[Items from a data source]
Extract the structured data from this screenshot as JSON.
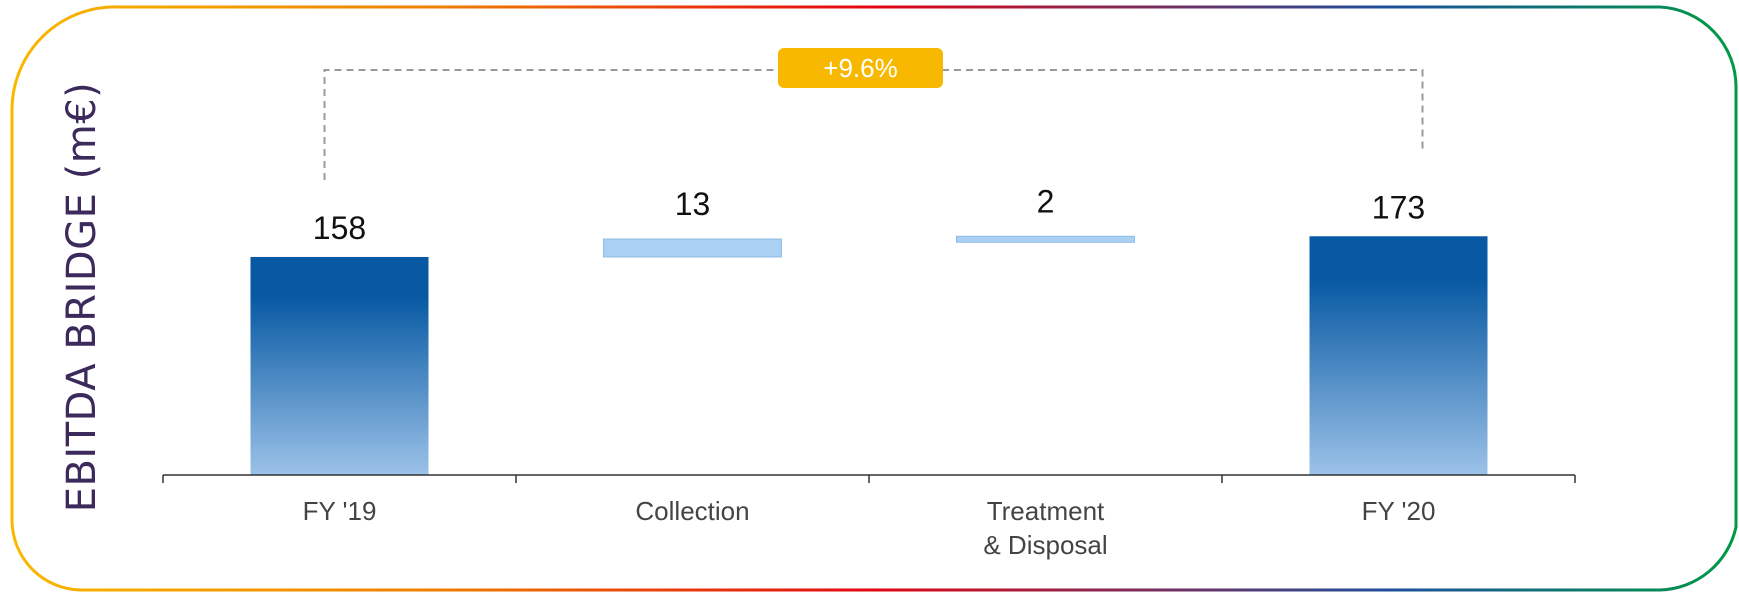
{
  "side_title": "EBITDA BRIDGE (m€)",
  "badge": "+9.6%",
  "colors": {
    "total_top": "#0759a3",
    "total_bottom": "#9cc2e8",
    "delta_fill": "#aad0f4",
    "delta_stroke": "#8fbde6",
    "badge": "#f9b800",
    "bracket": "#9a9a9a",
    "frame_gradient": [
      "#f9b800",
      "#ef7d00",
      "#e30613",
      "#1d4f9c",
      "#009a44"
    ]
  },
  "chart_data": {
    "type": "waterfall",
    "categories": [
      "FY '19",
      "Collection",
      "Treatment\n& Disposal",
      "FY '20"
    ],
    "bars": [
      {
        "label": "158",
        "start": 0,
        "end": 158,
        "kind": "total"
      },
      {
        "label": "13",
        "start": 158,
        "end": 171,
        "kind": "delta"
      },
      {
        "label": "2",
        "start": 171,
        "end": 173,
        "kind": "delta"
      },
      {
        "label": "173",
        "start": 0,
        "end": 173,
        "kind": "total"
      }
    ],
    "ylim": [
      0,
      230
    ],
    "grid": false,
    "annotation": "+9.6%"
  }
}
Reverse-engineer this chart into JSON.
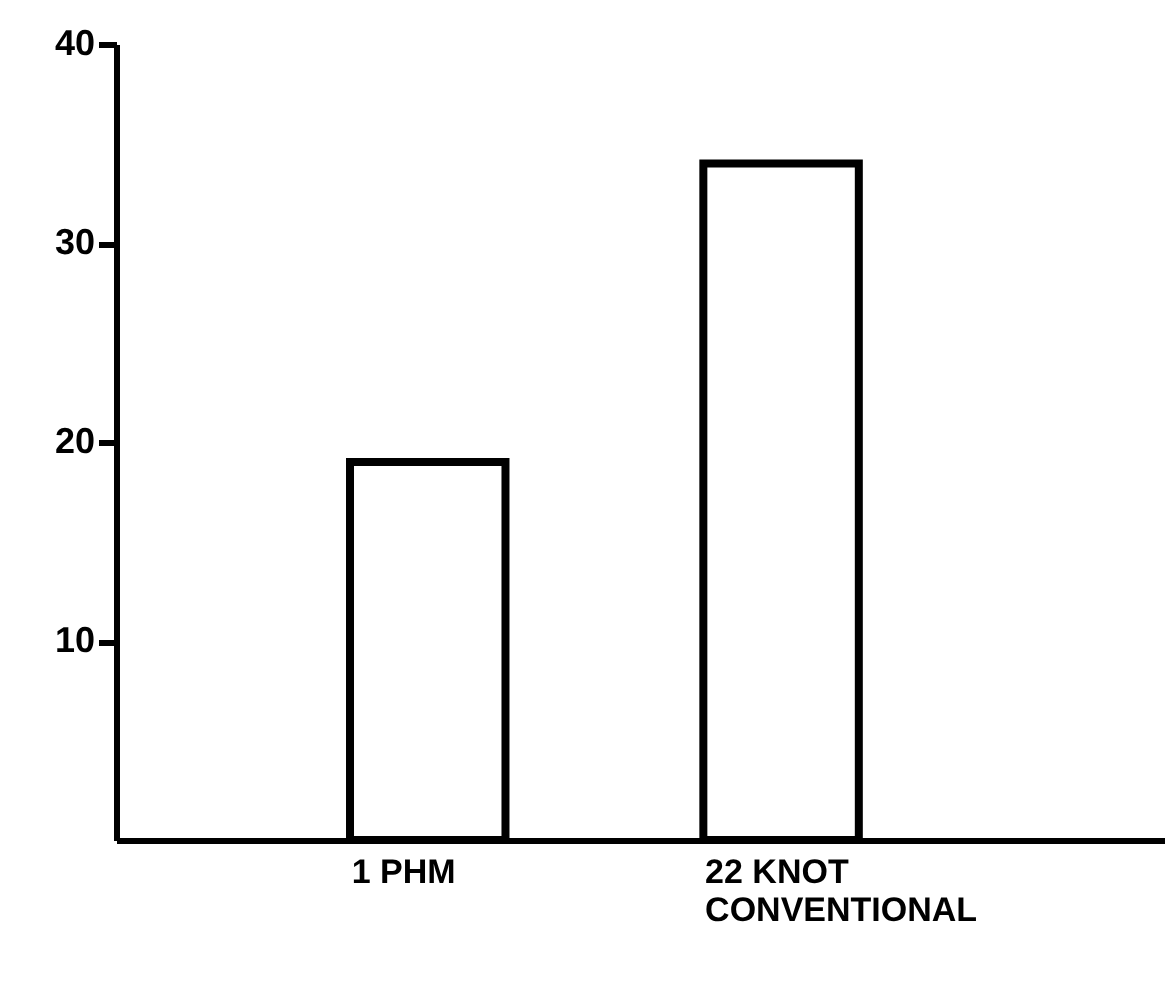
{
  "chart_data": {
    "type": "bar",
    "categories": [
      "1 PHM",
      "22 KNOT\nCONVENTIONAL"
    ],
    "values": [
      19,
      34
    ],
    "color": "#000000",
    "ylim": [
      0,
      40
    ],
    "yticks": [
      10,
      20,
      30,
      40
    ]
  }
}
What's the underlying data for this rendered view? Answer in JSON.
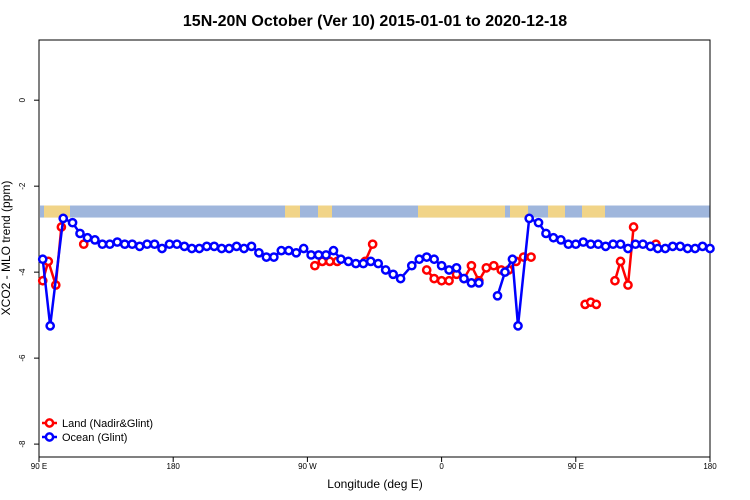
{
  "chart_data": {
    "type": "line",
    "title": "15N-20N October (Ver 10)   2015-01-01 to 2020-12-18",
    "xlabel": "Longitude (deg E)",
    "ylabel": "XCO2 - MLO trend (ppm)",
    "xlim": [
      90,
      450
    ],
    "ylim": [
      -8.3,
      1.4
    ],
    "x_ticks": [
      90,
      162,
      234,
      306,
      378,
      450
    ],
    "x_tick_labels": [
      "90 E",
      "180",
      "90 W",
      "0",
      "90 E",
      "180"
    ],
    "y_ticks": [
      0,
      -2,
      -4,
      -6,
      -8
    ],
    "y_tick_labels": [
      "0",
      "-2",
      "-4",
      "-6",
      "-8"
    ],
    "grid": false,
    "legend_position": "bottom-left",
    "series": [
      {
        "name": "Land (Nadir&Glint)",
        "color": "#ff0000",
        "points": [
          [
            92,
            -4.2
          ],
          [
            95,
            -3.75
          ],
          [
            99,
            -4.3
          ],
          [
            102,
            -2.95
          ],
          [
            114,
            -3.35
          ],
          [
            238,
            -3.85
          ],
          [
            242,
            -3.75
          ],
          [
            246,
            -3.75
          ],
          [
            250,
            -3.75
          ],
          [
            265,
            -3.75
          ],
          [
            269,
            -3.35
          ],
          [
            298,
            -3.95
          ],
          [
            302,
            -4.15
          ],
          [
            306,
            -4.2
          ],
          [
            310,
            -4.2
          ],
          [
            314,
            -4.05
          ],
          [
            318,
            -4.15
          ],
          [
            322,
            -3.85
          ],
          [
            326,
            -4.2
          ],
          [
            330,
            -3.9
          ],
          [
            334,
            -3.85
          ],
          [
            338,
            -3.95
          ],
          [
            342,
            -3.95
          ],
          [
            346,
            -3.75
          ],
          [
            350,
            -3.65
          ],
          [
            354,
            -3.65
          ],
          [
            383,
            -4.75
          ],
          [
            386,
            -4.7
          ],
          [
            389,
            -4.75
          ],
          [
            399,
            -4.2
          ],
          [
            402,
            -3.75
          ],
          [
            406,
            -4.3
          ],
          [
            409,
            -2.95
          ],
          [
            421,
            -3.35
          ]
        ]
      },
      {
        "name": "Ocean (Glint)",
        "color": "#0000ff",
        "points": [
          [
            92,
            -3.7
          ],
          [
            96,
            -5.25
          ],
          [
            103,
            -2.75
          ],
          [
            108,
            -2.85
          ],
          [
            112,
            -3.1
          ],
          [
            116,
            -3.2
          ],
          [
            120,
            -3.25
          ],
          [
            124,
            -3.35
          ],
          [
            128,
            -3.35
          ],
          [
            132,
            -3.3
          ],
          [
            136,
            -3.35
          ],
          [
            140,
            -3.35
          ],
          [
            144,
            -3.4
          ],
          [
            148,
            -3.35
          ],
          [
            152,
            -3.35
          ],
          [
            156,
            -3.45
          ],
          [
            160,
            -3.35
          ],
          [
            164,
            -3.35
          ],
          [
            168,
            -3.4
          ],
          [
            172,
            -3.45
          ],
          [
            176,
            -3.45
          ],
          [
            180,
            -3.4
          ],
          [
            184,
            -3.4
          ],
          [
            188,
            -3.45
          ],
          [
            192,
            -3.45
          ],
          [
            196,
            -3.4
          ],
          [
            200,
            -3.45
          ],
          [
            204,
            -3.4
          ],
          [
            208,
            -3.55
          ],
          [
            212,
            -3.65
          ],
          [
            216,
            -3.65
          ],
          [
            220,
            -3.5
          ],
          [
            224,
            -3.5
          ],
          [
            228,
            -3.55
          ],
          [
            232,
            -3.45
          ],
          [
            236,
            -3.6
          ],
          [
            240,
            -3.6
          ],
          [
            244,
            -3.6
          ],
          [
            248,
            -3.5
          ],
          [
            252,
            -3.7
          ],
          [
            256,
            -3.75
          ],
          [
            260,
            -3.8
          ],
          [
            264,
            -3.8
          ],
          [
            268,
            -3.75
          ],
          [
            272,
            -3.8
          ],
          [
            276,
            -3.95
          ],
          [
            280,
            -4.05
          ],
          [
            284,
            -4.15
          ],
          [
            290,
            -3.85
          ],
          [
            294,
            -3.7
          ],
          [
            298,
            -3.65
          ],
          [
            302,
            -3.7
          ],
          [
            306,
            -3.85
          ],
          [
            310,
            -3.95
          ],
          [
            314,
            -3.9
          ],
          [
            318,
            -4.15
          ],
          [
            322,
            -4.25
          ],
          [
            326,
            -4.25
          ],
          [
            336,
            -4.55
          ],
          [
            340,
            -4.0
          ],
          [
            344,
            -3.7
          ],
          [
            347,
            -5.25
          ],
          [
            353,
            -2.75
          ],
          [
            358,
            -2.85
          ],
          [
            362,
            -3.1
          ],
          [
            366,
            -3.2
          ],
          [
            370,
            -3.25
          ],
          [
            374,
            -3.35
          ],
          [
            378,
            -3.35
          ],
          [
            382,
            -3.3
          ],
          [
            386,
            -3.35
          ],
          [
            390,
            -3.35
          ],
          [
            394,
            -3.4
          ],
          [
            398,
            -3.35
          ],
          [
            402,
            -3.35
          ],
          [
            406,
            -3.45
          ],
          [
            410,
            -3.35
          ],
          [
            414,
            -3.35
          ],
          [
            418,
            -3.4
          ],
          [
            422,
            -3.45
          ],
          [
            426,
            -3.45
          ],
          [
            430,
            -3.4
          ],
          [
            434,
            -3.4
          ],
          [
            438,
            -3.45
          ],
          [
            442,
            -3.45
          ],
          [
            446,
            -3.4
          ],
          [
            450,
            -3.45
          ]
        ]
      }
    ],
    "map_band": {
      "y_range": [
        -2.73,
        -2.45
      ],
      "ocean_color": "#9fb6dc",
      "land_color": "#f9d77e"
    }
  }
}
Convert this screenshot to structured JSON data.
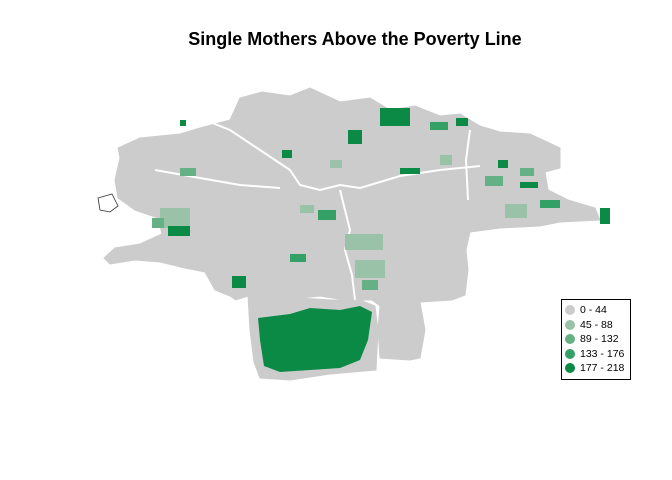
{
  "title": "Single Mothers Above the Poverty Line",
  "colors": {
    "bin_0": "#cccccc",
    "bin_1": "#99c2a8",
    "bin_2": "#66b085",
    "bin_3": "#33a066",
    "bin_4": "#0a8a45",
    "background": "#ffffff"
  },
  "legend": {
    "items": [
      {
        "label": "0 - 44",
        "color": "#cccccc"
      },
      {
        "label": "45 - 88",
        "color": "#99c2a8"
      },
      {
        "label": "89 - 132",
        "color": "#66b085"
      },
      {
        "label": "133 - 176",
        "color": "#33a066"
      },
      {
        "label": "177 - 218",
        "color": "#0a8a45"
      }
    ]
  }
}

▶ [GIVEN TASK]
Omit all pictures and write out, exactly, only the lines from the line containing "Convert this screenshot" through the last line of the entries above.

▶ [RESPONSE TO THE EXERCISE]
Convert this screenshot to structured JSON data.
{
  "title": "Single Mothers Above the Poverty Line",
  "colors": {
    "bin_0": "#cccccc",
    "bin_1": "#99c2a8",
    "bin_2": "#66b085",
    "bin_3": "#33a066",
    "bin_4": "#0a8a45",
    "background": "#ffffff"
  },
  "legend": {
    "items": [
      {
        "label": "0 - 44",
        "color": "#cccccc"
      },
      {
        "label": "45 - 88",
        "color": "#99c2a8"
      },
      {
        "label": "89 - 132",
        "color": "#66b085"
      },
      {
        "label": "133 - 176",
        "color": "#33a066"
      },
      {
        "label": "177 - 218",
        "color": "#0a8a45"
      }
    ]
  }
}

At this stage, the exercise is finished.